• _Extraits du matériel_:
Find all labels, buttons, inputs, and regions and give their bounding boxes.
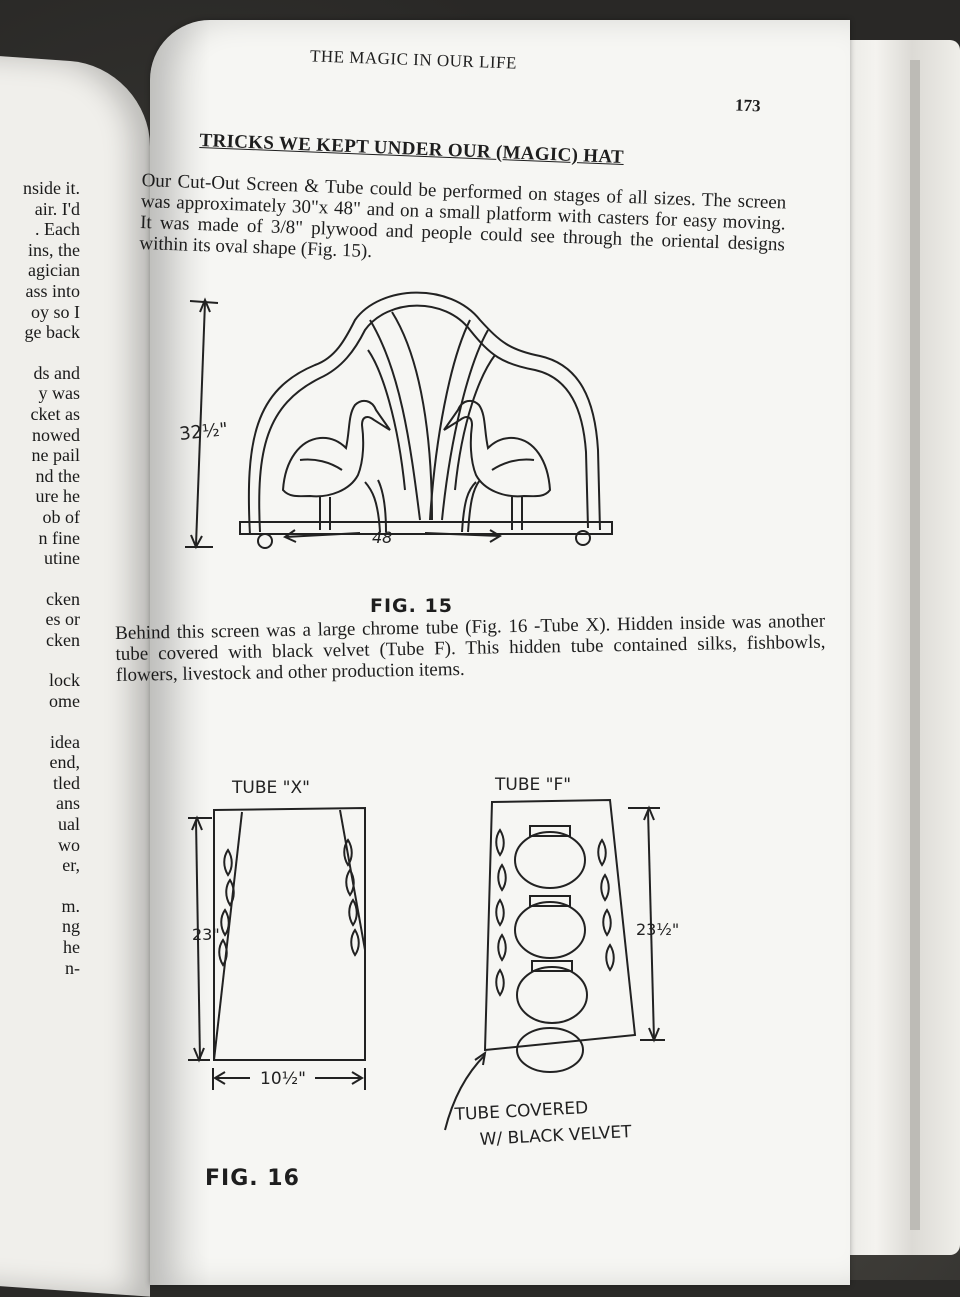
left-page-line: ass into bbox=[25, 280, 80, 301]
left-page-gap bbox=[0, 876, 80, 896]
fishbowl-2 bbox=[514, 901, 586, 959]
left-page-line: cken bbox=[46, 588, 80, 609]
left-page-line: es or bbox=[45, 609, 81, 630]
left-page-line: ome bbox=[49, 691, 80, 712]
left-page-line: utine bbox=[44, 548, 80, 569]
left-page-line: m. bbox=[61, 895, 80, 916]
left-page-gap bbox=[0, 343, 80, 363]
main-page bbox=[150, 20, 850, 1285]
caster-left bbox=[257, 533, 273, 549]
tube-x-width-label: 10½" bbox=[260, 1069, 306, 1089]
left-page-line: ual bbox=[58, 814, 80, 835]
left-bird-outline bbox=[281, 399, 391, 498]
left-page-line: ds and bbox=[33, 362, 81, 383]
left-page-line: agician bbox=[28, 260, 80, 281]
left-page-line: ne pail bbox=[31, 445, 80, 466]
left-page-line: ng bbox=[62, 916, 80, 937]
page-content: THE MAGIC IN OUR LIFE 173 TRICKS WE KEPT… bbox=[115, 20, 850, 1285]
fishbowl-1 bbox=[514, 831, 586, 889]
fig15-height-arrow bbox=[195, 301, 206, 546]
left-page-line: nowed bbox=[32, 424, 80, 445]
left-page-line: he bbox=[63, 937, 80, 957]
left-page-line: lock bbox=[49, 670, 80, 691]
left-page-line: cket as bbox=[30, 403, 80, 424]
tube-f-note-line2: W/ BLACK VELVET bbox=[479, 1122, 632, 1150]
screen-inner-outline bbox=[258, 304, 589, 533]
fig15-caption: FIG. 15 bbox=[370, 595, 453, 617]
left-page-line: tled bbox=[53, 772, 80, 793]
tube-f-height-label: 23½" bbox=[636, 920, 679, 939]
left-page-line: n- bbox=[65, 957, 80, 978]
left-page-line: nd the bbox=[35, 465, 81, 486]
left-page-line: ob of bbox=[42, 506, 81, 527]
fig16-drawing: TUBE "X" TUBE "F" bbox=[188, 775, 679, 1150]
left-page-line: idea bbox=[50, 731, 80, 752]
tube-x-height-label: 23" bbox=[192, 925, 220, 944]
tube-f-pointer-arrow bbox=[444, 1054, 486, 1131]
fishbowl-3 bbox=[516, 966, 588, 1024]
left-page-line: . Each bbox=[35, 219, 80, 240]
left-page-line: y was bbox=[38, 383, 81, 404]
left-page-line: oy so I bbox=[31, 301, 80, 322]
tube-x-label: TUBE "X" bbox=[231, 778, 310, 798]
screen-outer-outline bbox=[247, 291, 601, 536]
page-stack-edge bbox=[840, 40, 960, 1255]
left-page-line: ure he bbox=[35, 486, 80, 507]
left-page-line: end, bbox=[49, 752, 81, 773]
tube-x-outline bbox=[213, 806, 366, 1061]
left-page-line: ge back bbox=[24, 322, 80, 343]
tube-f-label: TUBE "F" bbox=[494, 775, 571, 795]
left-page-gap bbox=[0, 650, 80, 670]
caster-right bbox=[575, 530, 591, 546]
fig16-caption: FIG. 16 bbox=[205, 1166, 300, 1191]
left-page-line: ins, the bbox=[28, 239, 80, 260]
left-page-line: er, bbox=[62, 855, 80, 876]
left-page-line: ans bbox=[56, 793, 80, 814]
left-page-gap bbox=[0, 712, 80, 732]
left-page-line: nside it. bbox=[23, 178, 80, 198]
left-page-line: air. I'd bbox=[34, 198, 80, 219]
fig15-width-label: 48 bbox=[372, 528, 392, 547]
right-bird-outline bbox=[443, 399, 552, 498]
tube-f-note-line1: TUBE COVERED bbox=[453, 1098, 588, 1125]
left-page-line: cken bbox=[46, 629, 80, 650]
fig15-drawing: 32½" 48 bbox=[178, 291, 613, 550]
left-page-gap bbox=[0, 569, 80, 589]
fig15-height-label: 32½" bbox=[178, 419, 229, 445]
left-page-line: wo bbox=[58, 834, 80, 855]
tube-f-outline bbox=[483, 798, 637, 1052]
left-page-line: n fine bbox=[38, 527, 80, 548]
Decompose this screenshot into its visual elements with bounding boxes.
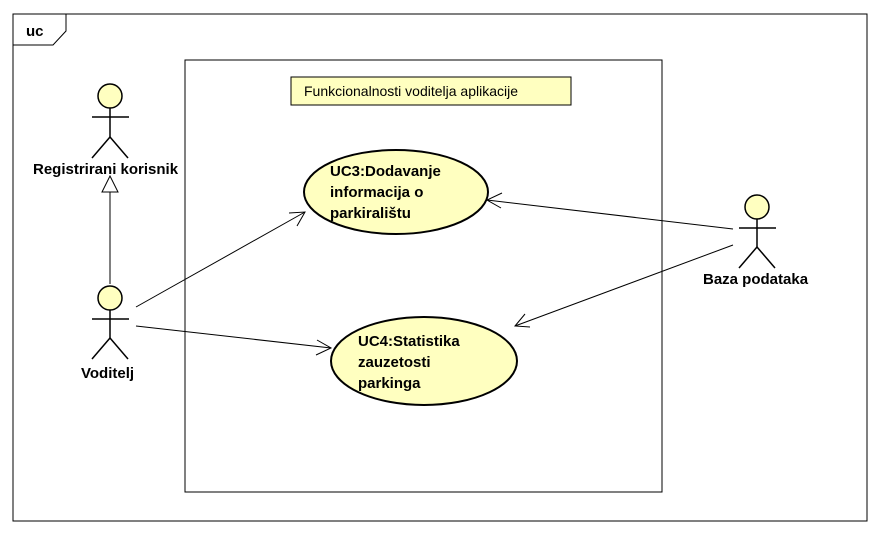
association-arrowhead [315, 339, 333, 356]
association-line [514, 244, 734, 327]
association-arrowhead [513, 313, 531, 328]
use-case-uc4-line-3: parkinga [358, 375, 421, 392]
association-arrowhead [288, 211, 306, 227]
actor-manager-right-leg [109, 337, 129, 360]
use-case-uc3-line-1: UC3:Dodavanje [330, 163, 441, 180]
actor-registered-user-head [97, 83, 123, 109]
association-line [135, 325, 332, 349]
actor-database-right-leg [756, 246, 776, 269]
system-boundary [184, 59, 663, 493]
association-database-to-uc4 [513, 244, 734, 328]
actor-database-left-leg [738, 246, 758, 269]
actor-registered-user[interactable]: Registrirani korisnik [33, 83, 179, 178]
use-case-uc4-line-1: UC4:Statistika [358, 333, 460, 350]
use-case-uc3-ellipse [303, 149, 489, 235]
actor-registered-user-left-leg [91, 136, 111, 159]
use-case-uc3-line-2: informacija o [330, 184, 423, 201]
frame-tag: uc [26, 23, 44, 40]
actor-manager[interactable]: Voditelj [81, 285, 134, 382]
boundary-label: Funkcionalnosti voditelja aplikacije [304, 83, 518, 99]
use-case-uc3-line-3: parkiralištu [330, 205, 411, 222]
boundary-label-box [290, 76, 572, 106]
frame-tag-box [13, 13, 67, 46]
actor-registered-user-right-leg [109, 136, 129, 159]
actor-database[interactable]: Baza podataka [703, 194, 809, 288]
association-arrowhead [485, 192, 503, 209]
actor-database-name: Baza podataka [703, 271, 809, 288]
actor-manager-name: Voditelj [81, 365, 134, 382]
generalization-arrowhead [101, 174, 119, 193]
actor-database-head [744, 194, 770, 220]
association-manager-to-uc3 [135, 211, 306, 308]
actor-manager-left-leg [91, 337, 111, 360]
association-manager-to-uc4 [135, 325, 333, 356]
association-line [486, 199, 734, 230]
actor-manager-head [97, 285, 123, 311]
use-case-uc4-line-2: zauzetosti [358, 354, 431, 371]
generalization-manager-to-registered-user [101, 174, 119, 284]
outer-frame [12, 13, 868, 522]
use-case-uc4[interactable]: UC4:Statistika zauzetosti parkinga [330, 316, 518, 406]
actor-registered-user-name: Registrirani korisnik [33, 161, 179, 178]
association-line [135, 211, 306, 308]
use-case-uc3[interactable]: UC3:Dodavanje informacija o parkiralištu [303, 149, 489, 235]
association-database-to-uc3 [485, 192, 734, 230]
use-case-uc4-ellipse [330, 316, 518, 406]
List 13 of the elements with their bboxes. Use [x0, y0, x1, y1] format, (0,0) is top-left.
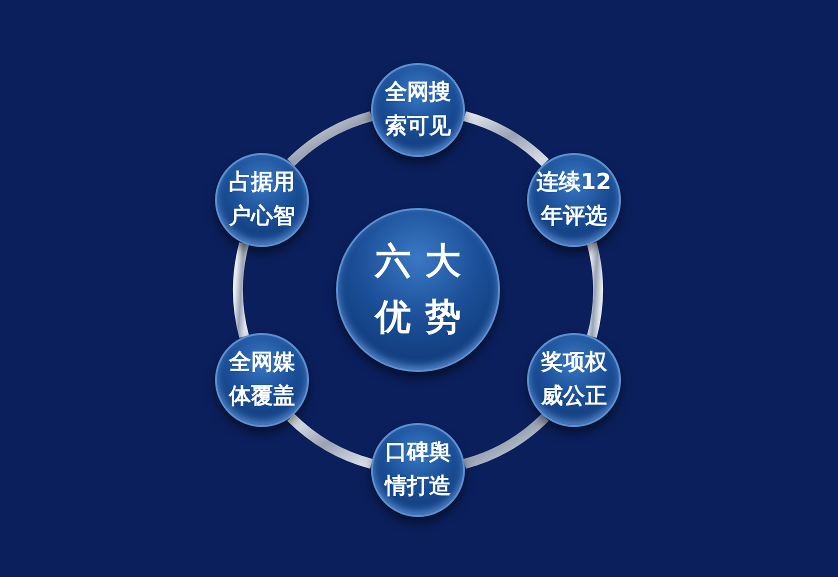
node-label: 口碑舆情打造	[383, 438, 452, 501]
ring-segment	[287, 111, 373, 166]
title-text: 六大优势	[373, 240, 476, 340]
node-label: 连续12年评选	[536, 168, 612, 231]
node-label: 全网媒体覆盖	[228, 348, 296, 411]
node-label: 占据用户心智	[228, 168, 296, 231]
ring-segment	[463, 111, 549, 166]
ring-segment	[463, 414, 549, 469]
node-label: 奖项权威公正	[540, 348, 608, 411]
ring-segment	[233, 242, 250, 338]
node-label: 全网搜索可见	[384, 78, 452, 141]
ring-segment	[287, 414, 373, 469]
ring-segment	[586, 242, 603, 338]
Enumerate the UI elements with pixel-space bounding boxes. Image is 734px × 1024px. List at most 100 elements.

• _Consigne_: Peux-tu recopier tout le matériel ci-dessus en remplaçant « ring-segment » par « ring-arc », sans rien modifier d'autre et sans reprendre les images ?

• _Solution rédigée_:
Find all labels, buttons, inputs, and regions and give their bounding boxes.
left-page-line: ass into bbox=[25, 280, 80, 301]
left-page-gap bbox=[0, 876, 80, 896]
fishbowl-2 bbox=[514, 901, 586, 959]
left-page-line: cken bbox=[46, 588, 80, 609]
left-page-line: es or bbox=[45, 609, 81, 630]
left-page-line: ome bbox=[49, 691, 80, 712]
left-page-line: utine bbox=[44, 548, 80, 569]
left-page-line: m. bbox=[61, 895, 80, 916]
left-page-gap bbox=[0, 343, 80, 363]
main-page bbox=[150, 20, 850, 1285]
caster-left bbox=[257, 533, 273, 549]
tube-x-width-label: 10½" bbox=[260, 1069, 306, 1089]
left-page-line: ual bbox=[58, 814, 80, 835]
left-bird-outline bbox=[281, 399, 391, 498]
left-page-line: ds and bbox=[33, 362, 81, 383]
left-page-line: agician bbox=[28, 260, 80, 281]
left-page-line: ne pail bbox=[31, 445, 80, 466]
left-page-line: ng bbox=[62, 916, 80, 937]
page-content: THE MAGIC IN OUR LIFE 173 TRICKS WE KEPT… bbox=[115, 20, 850, 1285]
fishbowl-1 bbox=[514, 831, 586, 889]
fig15-height-arrow bbox=[195, 301, 206, 546]
left-page-line: nowed bbox=[32, 424, 80, 445]
left-page-line: he bbox=[63, 937, 80, 957]
left-page-line: lock bbox=[49, 670, 80, 691]
left-page-line: cket as bbox=[30, 403, 80, 424]
tube-f-note-line2: W/ BLACK VELVET bbox=[479, 1122, 632, 1150]
screen-inner-outline bbox=[258, 304, 589, 533]
fig15-caption: FIG. 15 bbox=[370, 595, 453, 617]
left-page-line: tled bbox=[53, 772, 80, 793]
tube-f-height-label: 23½" bbox=[636, 920, 679, 939]
left-page-line: n- bbox=[65, 957, 80, 978]
left-page-line: nd the bbox=[35, 465, 81, 486]
left-page-line: ob of bbox=[42, 506, 81, 527]
fig16-drawing: TUBE "X" TUBE "F" bbox=[188, 775, 679, 1150]
left-page-line: idea bbox=[50, 731, 80, 752]
tube-x-height-label: 23" bbox=[192, 925, 220, 944]
tube-f-pointer-arrow bbox=[444, 1054, 486, 1131]
fishbowl-3 bbox=[516, 966, 588, 1024]
left-page-line: . Each bbox=[35, 219, 80, 240]
left-page-line: y was bbox=[38, 383, 81, 404]
left-page-line: oy so I bbox=[31, 301, 80, 322]
tube-x-label: TUBE "X" bbox=[231, 778, 310, 798]
screen-outer-outline bbox=[247, 291, 601, 536]
page-stack-edge bbox=[840, 40, 960, 1255]
left-page-line: ure he bbox=[35, 486, 80, 507]
left-page-line: end, bbox=[49, 752, 81, 773]
tube-x-outline bbox=[213, 806, 366, 1061]
left-page-line: ge back bbox=[24, 322, 80, 343]
tube-f-label: TUBE "F" bbox=[494, 775, 571, 795]
left-page-gap bbox=[0, 650, 80, 670]
caster-right bbox=[575, 530, 591, 546]
fig16-caption: FIG. 16 bbox=[205, 1166, 300, 1191]
left-page-line: ins, the bbox=[28, 239, 80, 260]
left-page-line: er, bbox=[62, 855, 80, 876]
left-page-line: ans bbox=[56, 793, 80, 814]
left-page-gap bbox=[0, 712, 80, 732]
left-page-line: nside it. bbox=[23, 178, 80, 198]
left-page-line: air. I'd bbox=[34, 198, 80, 219]
fig15-width-label: 48 bbox=[372, 528, 392, 547]
right-bird-outline bbox=[443, 399, 552, 498]
tube-f-note-line1: TUBE COVERED bbox=[453, 1098, 588, 1125]
left-page-line: cken bbox=[46, 629, 80, 650]
fig15-drawing: 32½" 48 bbox=[178, 291, 613, 550]
left-page-gap bbox=[0, 569, 80, 589]
fig15-height-label: 32½" bbox=[178, 419, 229, 445]
left-page-line: wo bbox=[58, 834, 80, 855]
tube-f-outline bbox=[483, 798, 637, 1052]
left-page-line: n fine bbox=[38, 527, 80, 548]
Decompose this screenshot into its visual elements with bounding boxes.
association-arrowhead [315, 339, 333, 356]
association-line [514, 244, 734, 327]
association-arrowhead [513, 313, 531, 328]
use-case-uc4-line-3: parkinga [358, 375, 421, 392]
association-arrowhead [288, 211, 306, 227]
actor-manager-right-leg [109, 337, 129, 360]
use-case-uc3-line-1: UC3:Dodavanje [330, 163, 441, 180]
actor-registered-user-head [97, 83, 123, 109]
association-line [135, 325, 332, 349]
actor-database-right-leg [756, 246, 776, 269]
system-boundary [184, 59, 663, 493]
association-database-to-uc4 [513, 244, 734, 328]
actor-database-left-leg [738, 246, 758, 269]
actor-registered-user[interactable]: Registrirani korisnik [33, 83, 179, 178]
use-case-uc4-line-1: UC4:Statistika [358, 333, 460, 350]
use-case-uc3-ellipse [303, 149, 489, 235]
actor-registered-user-left-leg [91, 136, 111, 159]
use-case-uc3-line-2: informacija o [330, 184, 423, 201]
frame-tag: uc [26, 23, 44, 40]
actor-manager[interactable]: Voditelj [81, 285, 134, 382]
boundary-label: Funkcionalnosti voditelja aplikacije [304, 83, 518, 99]
use-case-uc3-line-3: parkiralištu [330, 205, 411, 222]
boundary-label-box [290, 76, 572, 106]
frame-tag-box [13, 13, 67, 46]
actor-registered-user-right-leg [109, 136, 129, 159]
actor-database[interactable]: Baza podataka [703, 194, 809, 288]
association-arrowhead [485, 192, 503, 209]
actor-database-name: Baza podataka [703, 271, 809, 288]
actor-manager-name: Voditelj [81, 365, 134, 382]
generalization-arrowhead [101, 174, 119, 193]
actor-database-head [744, 194, 770, 220]
association-manager-to-uc3 [135, 211, 306, 308]
actor-manager-left-leg [91, 337, 111, 360]
association-manager-to-uc4 [135, 325, 333, 356]
association-line [486, 199, 734, 230]
actor-manager-head [97, 285, 123, 311]
use-case-uc4-line-2: zauzetosti [358, 354, 431, 371]
generalization-manager-to-registered-user [101, 174, 119, 284]
outer-frame [12, 13, 868, 522]
use-case-uc4[interactable]: UC4:Statistika zauzetosti parkinga [330, 316, 518, 406]
actor-registered-user-name: Registrirani korisnik [33, 161, 179, 178]
association-line [135, 211, 306, 308]
use-case-uc3[interactable]: UC3:Dodavanje informacija o parkiralištu [303, 149, 489, 235]
association-database-to-uc3 [485, 192, 734, 230]
use-case-uc4-ellipse [330, 316, 518, 406]
List 13 of the elements with their bboxes. Use [x0, y0, x1, y1] format, (0,0) is top-left.
node-label: 口碑舆情打造	[383, 438, 452, 501]
ring-arc	[287, 111, 373, 166]
title-text: 六大优势	[373, 240, 476, 340]
node-label: 连续12年评选	[536, 168, 612, 231]
node-label: 全网媒体覆盖	[228, 348, 296, 411]
node-label: 占据用户心智	[228, 168, 296, 231]
ring-arc	[463, 111, 549, 166]
ring-arc	[463, 414, 549, 469]
node-label: 奖项权威公正	[540, 348, 608, 411]
ring-arc	[233, 242, 250, 338]
node-label: 全网搜索可见	[384, 78, 452, 141]
ring-arc	[287, 414, 373, 469]
ring-arc	[586, 242, 603, 338]
Enumerate the UI elements with pixel-space bounding boxes. Image is 734px × 1024px. List at most 100 elements.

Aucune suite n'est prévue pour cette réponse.